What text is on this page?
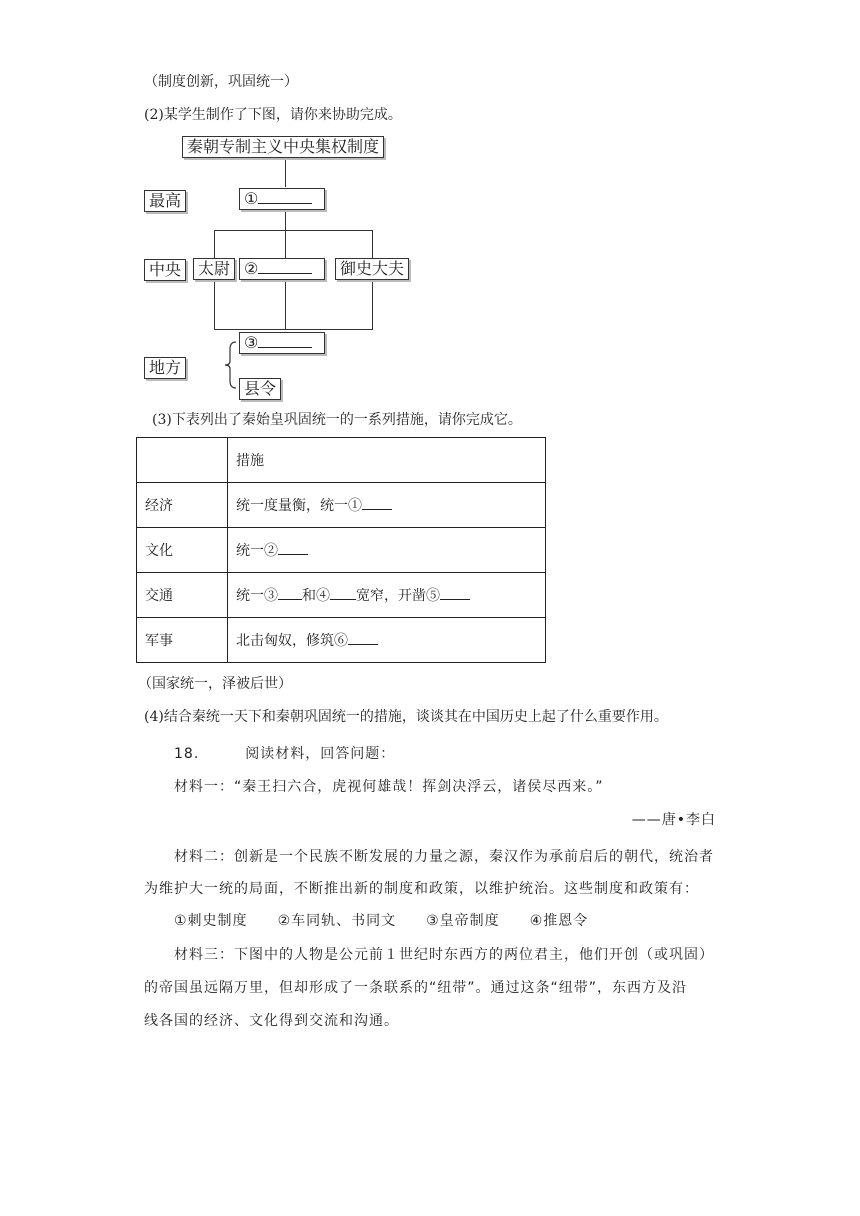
（制度创新，巩固统一）
(2)某学生制作了下图，请你来协助完成。
秦朝专制主义中央集权制度
最高	①
中央	太尉 ②	御史大夫
③
地方
县令
(3)下表列出了秦始皇巩固统一的一系列措施，请你完成它。
	措施
经济	统一度量衡，统一①
文化	统一②
交通	统一③ 和④ 宽窄，开凿⑤
军事	北击匈奴，修筑⑥
（国家统一，泽被后世）
(4)结合秦统一天下和秦朝巩固统一的措施，谈谈其在中国历史上起了什么重要作用。
18.	阅读材料，回答问题：
材料一：“秦王扫六合，虎视何雄哉！挥剑决浮云，诸侯尽西来。”
——唐•李白
材料二：创新是一个民族不断发展的力量之源，秦汉作为承前启后的朝代，统治者
为维护大一统的局面，不断推出新的制度和政策，以维护统治。这些制度和政策有：
①刺史制度 ②车同轨、书同文 ③皇帝制度 ④推恩令
材料三：下图中的人物是公元前１世纪时东西方的两位君主，他们开创（或巩固）
的帝国虽远隔万里，但却形成了一条联系的“纽带”。通过这条“纽带”，东西方及沿
线各国的经济、文化得到交流和沟通。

———

▸ **Instructions to follow**: Copy the entries above faithfully and omit every image.

▸ **Response**:
What text is on this page?
（制度创新，巩固统一）
(2)某学生制作了下图，请你来协助完成。
秦朝专制主义中央集权制度
最高	①
中央	太尉 ②	御史大夫
③
地方
县令
(3)下表列出了秦始皇巩固统一的一系列措施，请你完成它。
	措施
经济	统一度量衡，统一①
文化	统一②
交通	统一③ 和④ 宽窄，开凿⑤
军事	北击匈奴，修筑⑥
（国家统一，泽被后世）
(4)结合秦统一天下和秦朝巩固统一的措施，谈谈其在中国历史上起了什么重要作用。
18.	阅读材料，回答问题：
材料一：“秦王扫六合，虎视何雄哉！挥剑决浮云，诸侯尽西来。”
——唐•李白
材料二：创新是一个民族不断发展的力量之源，秦汉作为承前启后的朝代，统治者
为维护大一统的局面，不断推出新的制度和政策，以维护统治。这些制度和政策有：
①刺史制度 ②车同轨、书同文 ③皇帝制度 ④推恩令
材料三：下图中的人物是公元前１世纪时东西方的两位君主，他们开创（或巩固）
的帝国虽远隔万里，但却形成了一条联系的“纽带”。通过这条“纽带”，东西方及沿
线各国的经济、文化得到交流和沟通。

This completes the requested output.